THE PROBLEM: Restate the records that follow word for word; no pictures should appear.

GIVEN DATA:

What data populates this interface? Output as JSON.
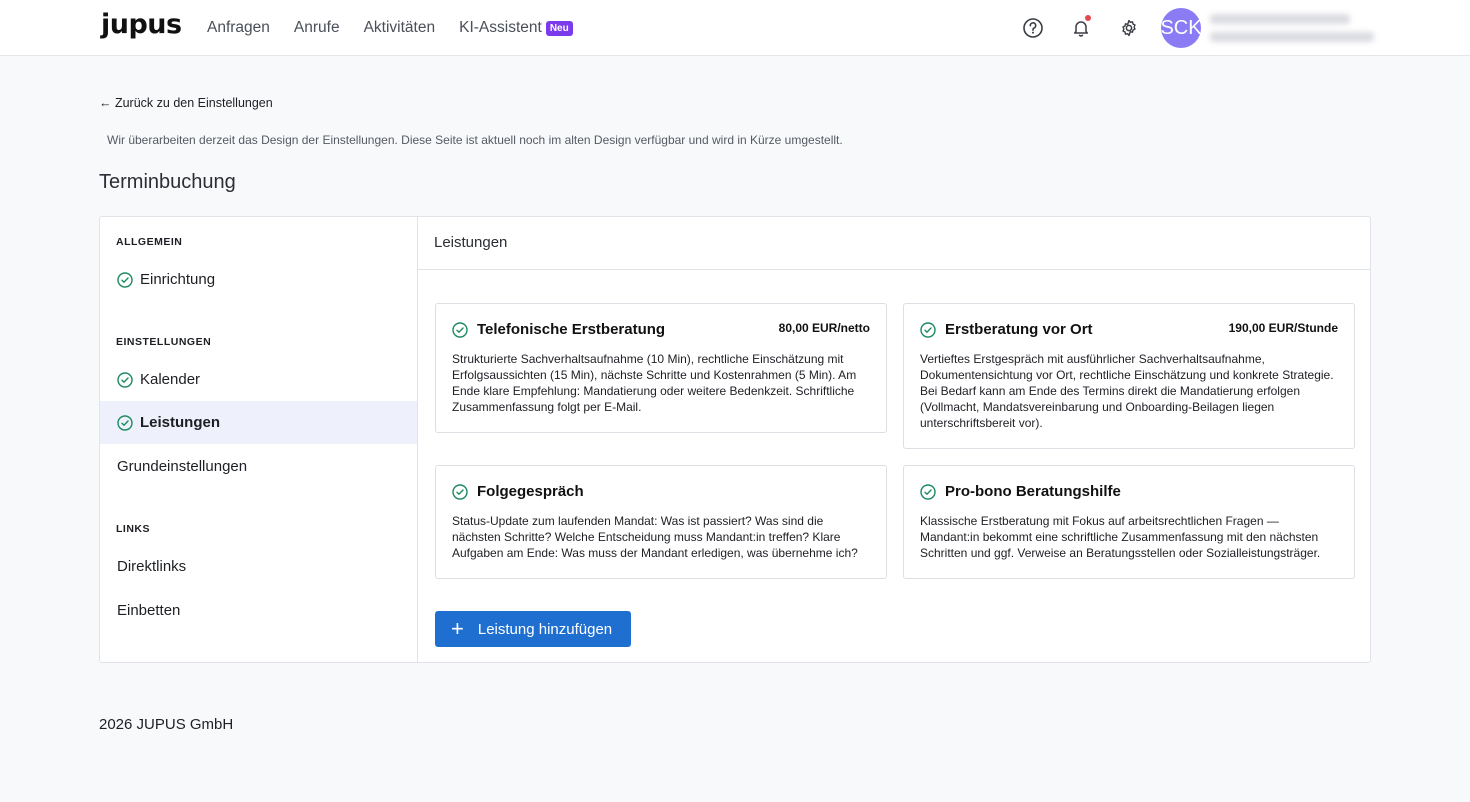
{
  "brand": {
    "logo": "jupus"
  },
  "nav": {
    "items": [
      {
        "label": "Anfragen"
      },
      {
        "label": "Anrufe"
      },
      {
        "label": "Aktivitäten"
      },
      {
        "label": "KI-Assistent",
        "badge": "Neu"
      }
    ]
  },
  "header": {
    "avatar_initials": "SCK"
  },
  "back_link": "← Zurück zu den Einstellungen",
  "notice": "Wir überarbeiten derzeit das Design der Einstellungen. Diese Seite ist aktuell noch im alten Design verfügbar und wird in Kürze umgestellt.",
  "page_title": "Terminbuchung",
  "sidebar": {
    "sections": [
      {
        "label": "ALLGEMEIN",
        "items": [
          {
            "label": "Einrichtung",
            "checked": true
          }
        ]
      },
      {
        "label": "EINSTELLUNGEN",
        "items": [
          {
            "label": "Kalender",
            "checked": true
          },
          {
            "label": "Leistungen",
            "checked": true,
            "active": true
          },
          {
            "label": "Grundeinstellungen",
            "checked": false
          }
        ]
      },
      {
        "label": "LINKS",
        "items": [
          {
            "label": "Direktlinks",
            "checked": false
          },
          {
            "label": "Einbetten",
            "checked": false
          }
        ]
      }
    ]
  },
  "content": {
    "title": "Leistungen",
    "services": [
      {
        "title": "Telefonische Erstberatung",
        "price": "80,00 EUR/netto",
        "description": "Strukturierte Sachverhaltsaufnahme (10 Min), rechtliche Einschätzung mit Erfolgsaussichten (15 Min), nächste Schritte und Kostenrahmen (5 Min). Am Ende klare Empfehlung: Mandatierung oder weitere Bedenkzeit. Schriftliche Zusammenfassung folgt per E-Mail."
      },
      {
        "title": "Erstberatung vor Ort",
        "price": "190,00 EUR/Stunde",
        "description": "Vertieftes Erstgespräch mit ausführlicher Sachverhaltsaufnahme, Dokumentensichtung vor Ort, rechtliche Einschätzung und konkrete Strategie. Bei Bedarf kann am Ende des Termins direkt die Mandatierung erfolgen (Vollmacht, Mandatsvereinbarung und Onboarding-Beilagen liegen unterschriftsbereit vor)."
      },
      {
        "title": "Folgegespräch",
        "price": "",
        "description": "Status-Update zum laufenden Mandat: Was ist passiert? Was sind die nächsten Schritte? Welche Entscheidung muss Mandant:in treffen? Klare Aufgaben am Ende: Was muss der Mandant erledigen, was übernehme ich?"
      },
      {
        "title": "Pro-bono Beratungshilfe",
        "price": "",
        "description": "Klassische Erstberatung mit Fokus auf arbeitsrechtlichen Fragen — Mandant:in bekommt eine schriftliche Zusammenfassung mit den nächsten Schritten und ggf. Verweise an Beratungsstellen oder Sozialleistungsträger."
      }
    ],
    "add_button": "Leistung hinzufügen"
  },
  "footer": "2026 JUPUS GmbH",
  "colors": {
    "accent": "#1f6fd1",
    "check": "#1a8a5f",
    "badge": "#7c3aed",
    "avatar": "#8b7cf6"
  }
}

ANSWER TO THE PROBLEM:
What data populates this interface? Output as JSON.
{
  "brand": {
    "logo": "jupus"
  },
  "nav": {
    "items": [
      {
        "label": "Anfragen"
      },
      {
        "label": "Anrufe"
      },
      {
        "label": "Aktivitäten"
      },
      {
        "label": "KI-Assistent",
        "badge": "Neu"
      }
    ]
  },
  "header": {
    "avatar_initials": "SCK"
  },
  "back_link": "← Zurück zu den Einstellungen",
  "notice": "Wir überarbeiten derzeit das Design der Einstellungen. Diese Seite ist aktuell noch im alten Design verfügbar und wird in Kürze umgestellt.",
  "page_title": "Terminbuchung",
  "sidebar": {
    "sections": [
      {
        "label": "ALLGEMEIN",
        "items": [
          {
            "label": "Einrichtung",
            "checked": true
          }
        ]
      },
      {
        "label": "EINSTELLUNGEN",
        "items": [
          {
            "label": "Kalender",
            "checked": true
          },
          {
            "label": "Leistungen",
            "checked": true,
            "active": true
          },
          {
            "label": "Grundeinstellungen",
            "checked": false
          }
        ]
      },
      {
        "label": "LINKS",
        "items": [
          {
            "label": "Direktlinks",
            "checked": false
          },
          {
            "label": "Einbetten",
            "checked": false
          }
        ]
      }
    ]
  },
  "content": {
    "title": "Leistungen",
    "services": [
      {
        "title": "Telefonische Erstberatung",
        "price": "80,00 EUR/netto",
        "description": "Strukturierte Sachverhaltsaufnahme (10 Min), rechtliche Einschätzung mit Erfolgsaussichten (15 Min), nächste Schritte und Kostenrahmen (5 Min). Am Ende klare Empfehlung: Mandatierung oder weitere Bedenkzeit. Schriftliche Zusammenfassung folgt per E-Mail."
      },
      {
        "title": "Erstberatung vor Ort",
        "price": "190,00 EUR/Stunde",
        "description": "Vertieftes Erstgespräch mit ausführlicher Sachverhaltsaufnahme, Dokumentensichtung vor Ort, rechtliche Einschätzung und konkrete Strategie. Bei Bedarf kann am Ende des Termins direkt die Mandatierung erfolgen (Vollmacht, Mandatsvereinbarung und Onboarding-Beilagen liegen unterschriftsbereit vor)."
      },
      {
        "title": "Folgegespräch",
        "price": "",
        "description": "Status-Update zum laufenden Mandat: Was ist passiert? Was sind die nächsten Schritte? Welche Entscheidung muss Mandant:in treffen? Klare Aufgaben am Ende: Was muss der Mandant erledigen, was übernehme ich?"
      },
      {
        "title": "Pro-bono Beratungshilfe",
        "price": "",
        "description": "Klassische Erstberatung mit Fokus auf arbeitsrechtlichen Fragen — Mandant:in bekommt eine schriftliche Zusammenfassung mit den nächsten Schritten und ggf. Verweise an Beratungsstellen oder Sozialleistungsträger."
      }
    ],
    "add_button": "Leistung hinzufügen"
  },
  "footer": "2026 JUPUS GmbH",
  "colors": {
    "accent": "#1f6fd1",
    "check": "#1a8a5f",
    "badge": "#7c3aed",
    "avatar": "#8b7cf6"
  }
}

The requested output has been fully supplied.